=== Stated task ===
The records that follow are to be repeated exactly, with the pictures removed.

=== Records for this exercise ===
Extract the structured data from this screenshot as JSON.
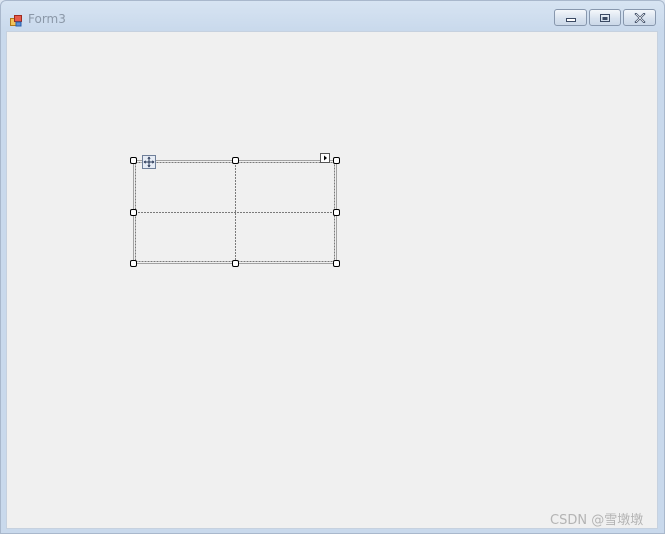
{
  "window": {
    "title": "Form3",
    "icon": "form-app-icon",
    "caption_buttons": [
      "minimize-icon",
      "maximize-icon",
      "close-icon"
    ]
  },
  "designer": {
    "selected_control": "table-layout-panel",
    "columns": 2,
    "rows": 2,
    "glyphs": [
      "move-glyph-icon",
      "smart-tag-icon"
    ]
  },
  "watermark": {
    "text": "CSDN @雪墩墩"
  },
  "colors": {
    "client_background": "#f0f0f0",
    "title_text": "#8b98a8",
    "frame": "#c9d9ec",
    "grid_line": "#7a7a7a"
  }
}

=== Answer to the task ===
Extract the structured data from this screenshot as JSON.
{
  "window": {
    "title": "Form3",
    "icon": "form-app-icon",
    "caption_buttons": [
      "minimize-icon",
      "maximize-icon",
      "close-icon"
    ]
  },
  "designer": {
    "selected_control": "table-layout-panel",
    "columns": 2,
    "rows": 2,
    "glyphs": [
      "move-glyph-icon",
      "smart-tag-icon"
    ]
  },
  "watermark": {
    "text": "CSDN @雪墩墩"
  },
  "colors": {
    "client_background": "#f0f0f0",
    "title_text": "#8b98a8",
    "frame": "#c9d9ec",
    "grid_line": "#7a7a7a"
  }
}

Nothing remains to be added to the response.